GIVEN REQUEST
Pick out every line that holds the string "JSON" and copy it.

== == ==

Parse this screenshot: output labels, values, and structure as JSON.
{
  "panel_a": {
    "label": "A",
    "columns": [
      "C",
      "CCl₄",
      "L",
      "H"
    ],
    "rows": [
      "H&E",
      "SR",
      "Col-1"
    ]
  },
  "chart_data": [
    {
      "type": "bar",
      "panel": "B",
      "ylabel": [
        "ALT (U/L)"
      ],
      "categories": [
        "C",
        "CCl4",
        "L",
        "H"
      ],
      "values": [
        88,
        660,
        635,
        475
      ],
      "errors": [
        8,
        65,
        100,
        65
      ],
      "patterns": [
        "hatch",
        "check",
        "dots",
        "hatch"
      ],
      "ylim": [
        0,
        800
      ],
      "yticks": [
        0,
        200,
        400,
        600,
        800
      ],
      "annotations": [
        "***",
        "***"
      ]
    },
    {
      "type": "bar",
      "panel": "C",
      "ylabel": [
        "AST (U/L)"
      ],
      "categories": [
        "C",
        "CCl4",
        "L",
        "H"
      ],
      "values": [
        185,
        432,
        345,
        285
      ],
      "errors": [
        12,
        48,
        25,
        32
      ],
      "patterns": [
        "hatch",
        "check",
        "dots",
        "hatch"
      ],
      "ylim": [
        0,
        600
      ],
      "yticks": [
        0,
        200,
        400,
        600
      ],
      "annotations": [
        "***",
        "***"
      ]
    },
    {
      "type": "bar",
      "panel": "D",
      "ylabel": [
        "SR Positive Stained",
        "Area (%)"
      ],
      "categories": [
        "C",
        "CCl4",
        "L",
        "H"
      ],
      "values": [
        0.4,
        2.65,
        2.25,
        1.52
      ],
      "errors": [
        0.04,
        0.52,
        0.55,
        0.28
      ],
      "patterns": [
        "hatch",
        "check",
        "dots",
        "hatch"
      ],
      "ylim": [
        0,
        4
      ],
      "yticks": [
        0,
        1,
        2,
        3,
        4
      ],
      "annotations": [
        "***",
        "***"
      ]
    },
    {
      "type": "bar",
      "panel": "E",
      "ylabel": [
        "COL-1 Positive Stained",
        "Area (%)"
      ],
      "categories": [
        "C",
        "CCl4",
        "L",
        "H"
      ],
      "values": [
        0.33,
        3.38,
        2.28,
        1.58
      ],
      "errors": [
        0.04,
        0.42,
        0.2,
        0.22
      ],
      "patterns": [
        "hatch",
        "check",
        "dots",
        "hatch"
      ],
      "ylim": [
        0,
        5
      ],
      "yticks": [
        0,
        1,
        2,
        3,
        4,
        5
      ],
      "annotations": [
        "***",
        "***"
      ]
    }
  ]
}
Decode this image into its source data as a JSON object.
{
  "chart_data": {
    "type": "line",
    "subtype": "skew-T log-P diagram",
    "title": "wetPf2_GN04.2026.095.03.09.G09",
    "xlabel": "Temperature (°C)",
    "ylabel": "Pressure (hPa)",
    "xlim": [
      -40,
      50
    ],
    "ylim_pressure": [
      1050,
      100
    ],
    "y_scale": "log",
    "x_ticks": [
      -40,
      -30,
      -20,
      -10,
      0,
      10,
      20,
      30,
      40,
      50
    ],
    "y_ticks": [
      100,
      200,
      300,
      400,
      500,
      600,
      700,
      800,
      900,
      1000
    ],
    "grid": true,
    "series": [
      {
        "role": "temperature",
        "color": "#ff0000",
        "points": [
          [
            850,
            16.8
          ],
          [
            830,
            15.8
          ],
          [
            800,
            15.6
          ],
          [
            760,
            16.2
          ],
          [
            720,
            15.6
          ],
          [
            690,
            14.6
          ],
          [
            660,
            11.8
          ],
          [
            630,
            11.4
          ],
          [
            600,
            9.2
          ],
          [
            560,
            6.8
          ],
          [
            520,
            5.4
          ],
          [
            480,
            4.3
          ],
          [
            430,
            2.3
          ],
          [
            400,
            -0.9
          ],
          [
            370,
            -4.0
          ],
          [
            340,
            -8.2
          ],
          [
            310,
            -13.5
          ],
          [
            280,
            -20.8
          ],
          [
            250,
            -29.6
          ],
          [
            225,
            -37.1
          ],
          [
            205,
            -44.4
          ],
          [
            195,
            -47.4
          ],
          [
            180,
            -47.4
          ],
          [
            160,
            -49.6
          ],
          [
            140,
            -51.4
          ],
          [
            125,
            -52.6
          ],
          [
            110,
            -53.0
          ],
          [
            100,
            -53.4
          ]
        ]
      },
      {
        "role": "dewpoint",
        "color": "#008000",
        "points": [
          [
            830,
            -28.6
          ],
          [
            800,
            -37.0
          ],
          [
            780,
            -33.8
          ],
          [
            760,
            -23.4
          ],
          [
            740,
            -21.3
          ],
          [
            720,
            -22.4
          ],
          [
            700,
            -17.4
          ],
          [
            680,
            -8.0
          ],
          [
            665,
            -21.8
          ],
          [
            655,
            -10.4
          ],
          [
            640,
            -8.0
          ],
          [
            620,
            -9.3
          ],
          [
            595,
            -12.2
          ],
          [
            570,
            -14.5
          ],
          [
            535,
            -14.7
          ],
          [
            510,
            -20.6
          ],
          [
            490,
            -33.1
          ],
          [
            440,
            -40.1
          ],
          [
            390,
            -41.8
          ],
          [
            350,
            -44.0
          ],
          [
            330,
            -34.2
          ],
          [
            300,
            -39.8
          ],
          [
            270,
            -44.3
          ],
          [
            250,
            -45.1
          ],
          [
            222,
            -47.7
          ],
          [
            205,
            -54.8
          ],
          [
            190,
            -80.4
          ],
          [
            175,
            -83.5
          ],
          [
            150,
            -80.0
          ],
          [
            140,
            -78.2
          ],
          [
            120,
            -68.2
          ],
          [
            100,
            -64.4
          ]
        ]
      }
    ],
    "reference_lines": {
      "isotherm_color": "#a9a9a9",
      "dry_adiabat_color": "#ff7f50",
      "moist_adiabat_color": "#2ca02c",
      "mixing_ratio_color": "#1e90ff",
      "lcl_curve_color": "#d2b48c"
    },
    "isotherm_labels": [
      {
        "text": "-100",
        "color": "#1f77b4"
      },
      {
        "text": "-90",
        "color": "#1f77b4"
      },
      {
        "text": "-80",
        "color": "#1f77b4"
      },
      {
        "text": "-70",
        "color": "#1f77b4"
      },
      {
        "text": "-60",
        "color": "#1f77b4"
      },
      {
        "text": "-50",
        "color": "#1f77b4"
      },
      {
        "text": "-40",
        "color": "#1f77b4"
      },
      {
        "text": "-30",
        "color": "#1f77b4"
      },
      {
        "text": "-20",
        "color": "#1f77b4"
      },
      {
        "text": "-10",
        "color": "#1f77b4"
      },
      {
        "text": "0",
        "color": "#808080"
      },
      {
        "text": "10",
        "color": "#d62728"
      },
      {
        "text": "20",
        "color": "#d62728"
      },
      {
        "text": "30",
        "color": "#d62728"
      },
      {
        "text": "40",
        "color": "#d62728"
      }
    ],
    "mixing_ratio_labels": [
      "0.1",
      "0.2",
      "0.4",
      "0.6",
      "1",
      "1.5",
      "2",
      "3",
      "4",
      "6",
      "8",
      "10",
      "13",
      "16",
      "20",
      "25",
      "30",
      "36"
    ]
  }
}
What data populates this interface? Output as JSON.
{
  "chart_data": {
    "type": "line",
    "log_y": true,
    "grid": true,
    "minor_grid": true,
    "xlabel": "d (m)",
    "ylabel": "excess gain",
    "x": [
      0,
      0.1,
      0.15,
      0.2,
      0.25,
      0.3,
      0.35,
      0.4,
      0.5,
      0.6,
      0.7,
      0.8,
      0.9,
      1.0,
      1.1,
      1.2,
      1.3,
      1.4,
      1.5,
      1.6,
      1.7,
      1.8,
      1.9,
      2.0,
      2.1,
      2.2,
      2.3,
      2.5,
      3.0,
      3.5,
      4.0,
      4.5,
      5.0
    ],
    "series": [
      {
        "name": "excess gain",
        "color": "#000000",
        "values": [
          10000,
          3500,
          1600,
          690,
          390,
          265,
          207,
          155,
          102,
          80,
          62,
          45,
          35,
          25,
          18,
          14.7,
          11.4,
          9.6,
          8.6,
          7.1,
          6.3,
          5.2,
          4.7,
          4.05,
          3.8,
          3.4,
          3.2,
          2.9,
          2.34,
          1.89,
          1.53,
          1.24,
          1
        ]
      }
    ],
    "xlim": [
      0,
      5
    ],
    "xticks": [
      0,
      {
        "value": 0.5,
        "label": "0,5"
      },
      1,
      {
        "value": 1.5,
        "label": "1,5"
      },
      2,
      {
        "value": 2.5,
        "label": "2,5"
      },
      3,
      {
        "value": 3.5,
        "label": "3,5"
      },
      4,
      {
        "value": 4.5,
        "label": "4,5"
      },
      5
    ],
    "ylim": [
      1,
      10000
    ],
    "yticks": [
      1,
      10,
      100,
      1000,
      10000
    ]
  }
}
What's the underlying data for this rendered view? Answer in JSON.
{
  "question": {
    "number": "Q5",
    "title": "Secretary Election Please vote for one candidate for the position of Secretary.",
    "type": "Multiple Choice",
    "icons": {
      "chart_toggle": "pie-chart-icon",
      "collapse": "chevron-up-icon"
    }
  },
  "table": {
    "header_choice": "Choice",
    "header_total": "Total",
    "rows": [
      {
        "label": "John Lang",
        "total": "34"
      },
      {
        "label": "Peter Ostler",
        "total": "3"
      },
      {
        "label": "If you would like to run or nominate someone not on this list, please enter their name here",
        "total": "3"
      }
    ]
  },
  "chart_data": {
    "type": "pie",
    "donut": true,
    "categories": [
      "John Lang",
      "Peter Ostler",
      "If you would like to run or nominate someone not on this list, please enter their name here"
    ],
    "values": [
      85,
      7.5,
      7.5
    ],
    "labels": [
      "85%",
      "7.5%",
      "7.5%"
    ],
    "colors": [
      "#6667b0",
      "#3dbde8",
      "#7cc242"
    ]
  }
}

== == ==

PROBLEM SOLUTION
Parse this screenshot: output labels, values, and structure as JSON.
Decode this image into its source data as a JSON object.
What data populates this interface? Output as JSON.
What's the underlying data for this rendered view? Answer in JSON.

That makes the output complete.